- Exercise task -
Gather from the listing below each line that includes the word "washer", and copy it.
>> Start Input for this task
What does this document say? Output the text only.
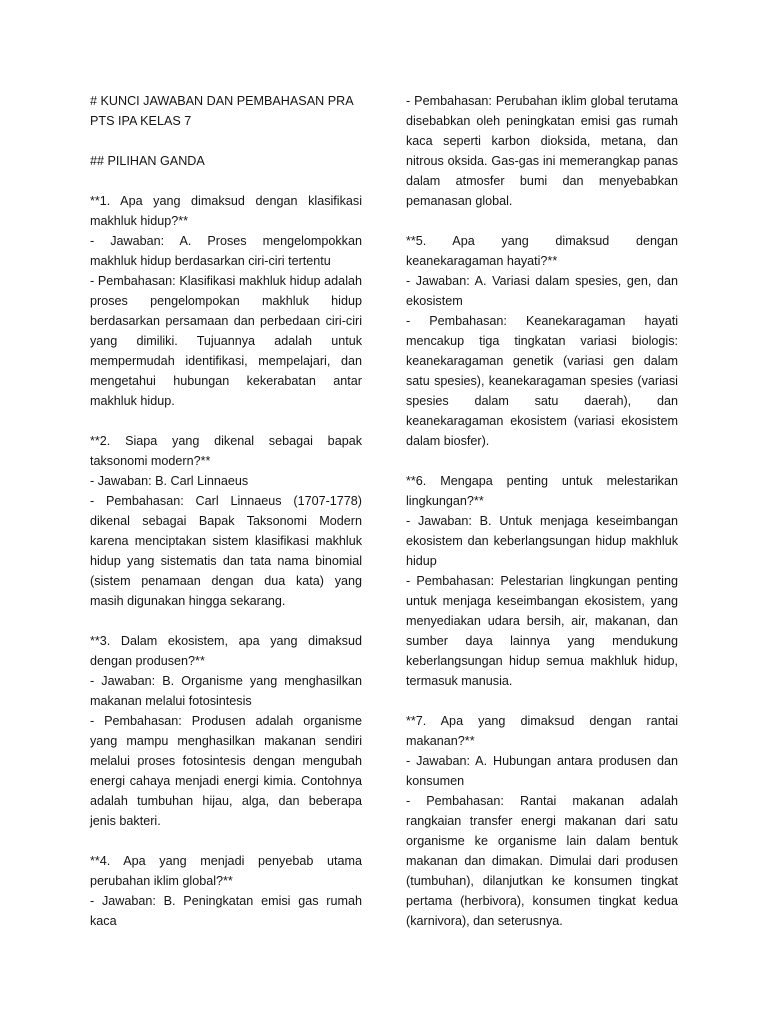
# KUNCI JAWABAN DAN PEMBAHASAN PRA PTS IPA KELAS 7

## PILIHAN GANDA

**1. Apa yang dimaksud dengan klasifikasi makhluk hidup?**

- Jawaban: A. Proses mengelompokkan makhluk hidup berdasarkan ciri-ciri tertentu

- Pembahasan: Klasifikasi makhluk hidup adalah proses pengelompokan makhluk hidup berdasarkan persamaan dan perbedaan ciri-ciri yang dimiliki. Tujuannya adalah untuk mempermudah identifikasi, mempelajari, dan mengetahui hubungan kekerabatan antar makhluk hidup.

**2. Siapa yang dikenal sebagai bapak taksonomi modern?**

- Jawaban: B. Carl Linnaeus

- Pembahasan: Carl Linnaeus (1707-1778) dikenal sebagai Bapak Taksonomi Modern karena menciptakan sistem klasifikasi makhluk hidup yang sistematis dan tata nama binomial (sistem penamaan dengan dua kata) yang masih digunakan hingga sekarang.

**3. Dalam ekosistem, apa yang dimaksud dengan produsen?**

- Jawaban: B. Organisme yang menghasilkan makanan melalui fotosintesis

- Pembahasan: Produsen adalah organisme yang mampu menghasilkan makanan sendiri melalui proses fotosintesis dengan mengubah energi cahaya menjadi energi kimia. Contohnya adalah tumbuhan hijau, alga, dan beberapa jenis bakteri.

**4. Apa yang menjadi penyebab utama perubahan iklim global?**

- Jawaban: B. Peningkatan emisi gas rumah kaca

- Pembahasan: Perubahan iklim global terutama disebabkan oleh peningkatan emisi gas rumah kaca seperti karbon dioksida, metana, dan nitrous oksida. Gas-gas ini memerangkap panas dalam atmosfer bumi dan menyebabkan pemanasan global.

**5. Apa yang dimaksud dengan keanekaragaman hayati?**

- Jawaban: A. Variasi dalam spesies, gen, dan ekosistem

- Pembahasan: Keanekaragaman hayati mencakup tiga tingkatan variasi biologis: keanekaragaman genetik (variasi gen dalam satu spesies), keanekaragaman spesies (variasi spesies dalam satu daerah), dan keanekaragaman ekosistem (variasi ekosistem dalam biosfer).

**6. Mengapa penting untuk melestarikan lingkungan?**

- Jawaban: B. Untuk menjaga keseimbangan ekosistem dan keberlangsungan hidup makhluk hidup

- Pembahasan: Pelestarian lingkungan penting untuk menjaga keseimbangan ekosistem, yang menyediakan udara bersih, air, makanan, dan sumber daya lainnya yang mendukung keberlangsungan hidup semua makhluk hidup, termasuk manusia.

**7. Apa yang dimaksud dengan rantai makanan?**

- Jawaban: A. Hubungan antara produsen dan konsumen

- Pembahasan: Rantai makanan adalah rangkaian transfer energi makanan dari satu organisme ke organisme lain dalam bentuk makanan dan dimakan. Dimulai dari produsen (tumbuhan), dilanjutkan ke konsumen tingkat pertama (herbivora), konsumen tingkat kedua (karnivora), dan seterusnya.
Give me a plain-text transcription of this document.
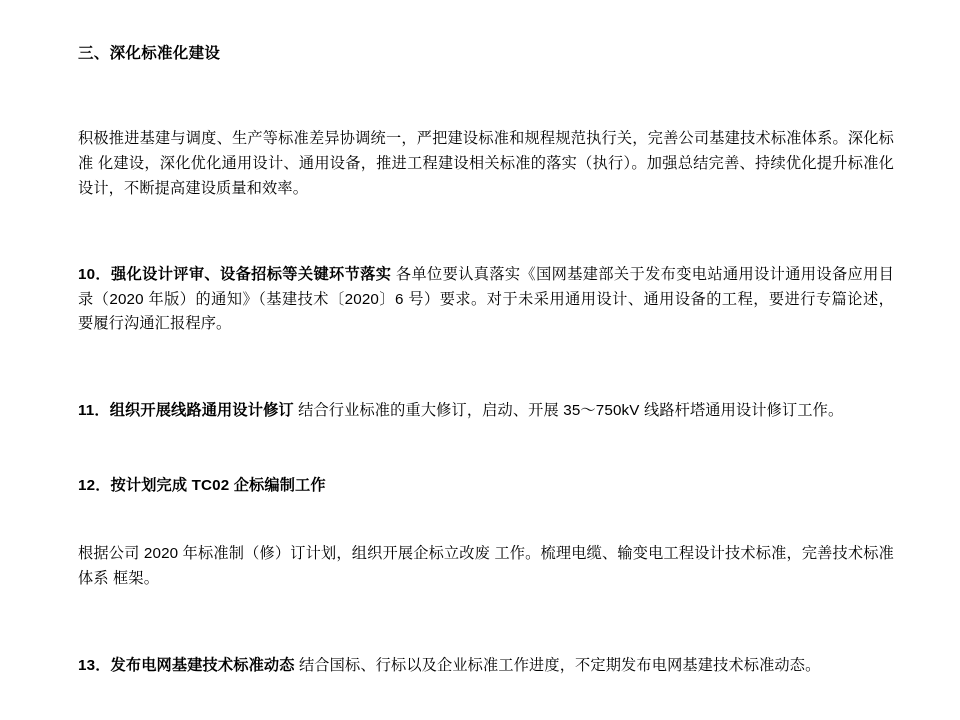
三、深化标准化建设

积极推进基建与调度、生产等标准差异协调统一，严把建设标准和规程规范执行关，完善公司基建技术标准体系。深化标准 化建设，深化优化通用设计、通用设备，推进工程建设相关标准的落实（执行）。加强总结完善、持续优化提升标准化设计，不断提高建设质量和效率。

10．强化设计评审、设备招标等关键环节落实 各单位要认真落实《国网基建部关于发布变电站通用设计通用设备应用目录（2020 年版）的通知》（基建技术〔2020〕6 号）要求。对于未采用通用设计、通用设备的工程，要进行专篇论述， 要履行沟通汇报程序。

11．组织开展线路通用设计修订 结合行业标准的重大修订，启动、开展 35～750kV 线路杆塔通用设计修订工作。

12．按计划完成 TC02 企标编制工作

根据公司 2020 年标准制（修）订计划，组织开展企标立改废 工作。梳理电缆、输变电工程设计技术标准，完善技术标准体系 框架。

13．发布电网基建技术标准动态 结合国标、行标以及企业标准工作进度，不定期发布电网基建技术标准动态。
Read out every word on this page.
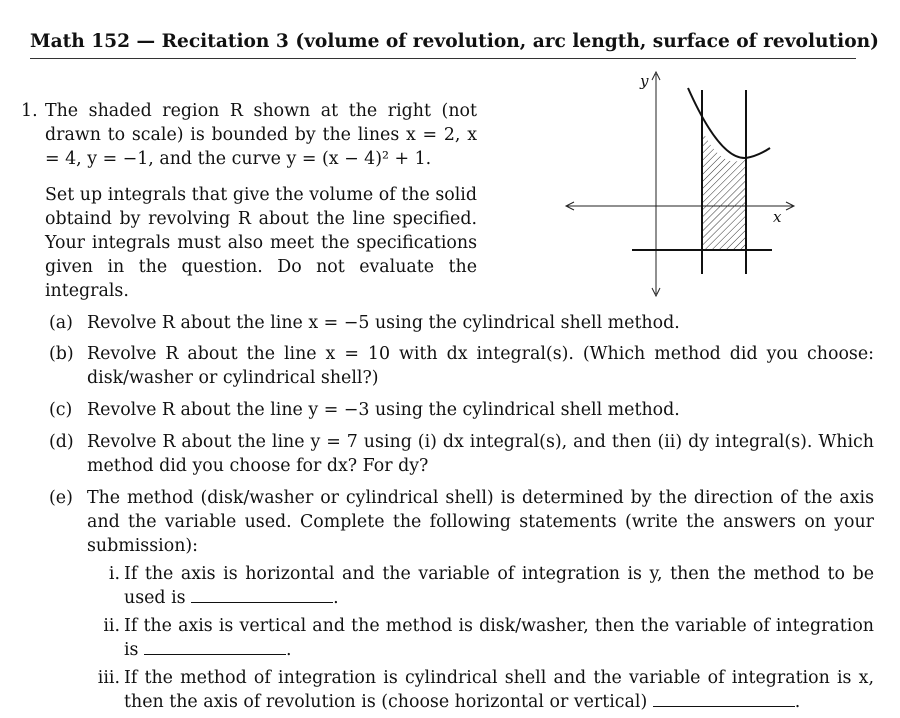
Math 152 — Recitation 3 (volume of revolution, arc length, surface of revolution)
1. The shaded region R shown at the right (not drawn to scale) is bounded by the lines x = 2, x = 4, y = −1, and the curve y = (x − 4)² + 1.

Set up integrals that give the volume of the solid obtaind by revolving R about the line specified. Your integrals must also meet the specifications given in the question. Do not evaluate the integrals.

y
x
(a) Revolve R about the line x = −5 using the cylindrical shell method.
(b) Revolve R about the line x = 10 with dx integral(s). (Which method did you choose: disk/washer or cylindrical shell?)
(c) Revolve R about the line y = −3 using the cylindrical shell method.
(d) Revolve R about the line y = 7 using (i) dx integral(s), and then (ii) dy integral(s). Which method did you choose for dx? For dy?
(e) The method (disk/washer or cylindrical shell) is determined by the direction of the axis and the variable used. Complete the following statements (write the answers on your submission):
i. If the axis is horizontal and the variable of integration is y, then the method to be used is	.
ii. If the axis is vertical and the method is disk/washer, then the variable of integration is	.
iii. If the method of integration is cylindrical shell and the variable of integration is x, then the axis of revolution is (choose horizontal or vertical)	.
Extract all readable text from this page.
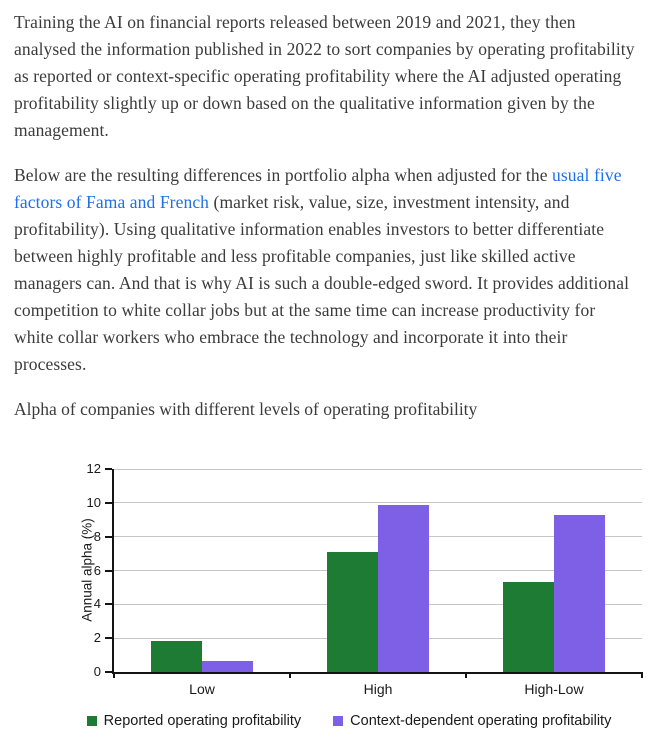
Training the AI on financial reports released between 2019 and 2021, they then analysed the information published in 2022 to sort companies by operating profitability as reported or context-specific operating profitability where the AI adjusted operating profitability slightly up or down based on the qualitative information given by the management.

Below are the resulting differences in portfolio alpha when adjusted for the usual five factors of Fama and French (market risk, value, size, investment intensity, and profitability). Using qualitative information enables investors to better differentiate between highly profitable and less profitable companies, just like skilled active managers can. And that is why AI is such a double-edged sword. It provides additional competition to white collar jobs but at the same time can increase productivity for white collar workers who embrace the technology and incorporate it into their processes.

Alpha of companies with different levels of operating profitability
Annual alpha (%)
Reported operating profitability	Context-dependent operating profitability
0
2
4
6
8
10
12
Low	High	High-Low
>> End Input for this task
- Exercise output -
(b) Revolve R about the line x = 10 with dx integral(s). (Which method did you choose: disk/washer or cylindrical shell?)
(e) The method (disk/washer or cylindrical shell) is determined by the direction of the axis and the variable used. Complete the following statements (write the answers on your submission):
ii. If the axis is vertical and the method is disk/washer, then the variable of integration is	.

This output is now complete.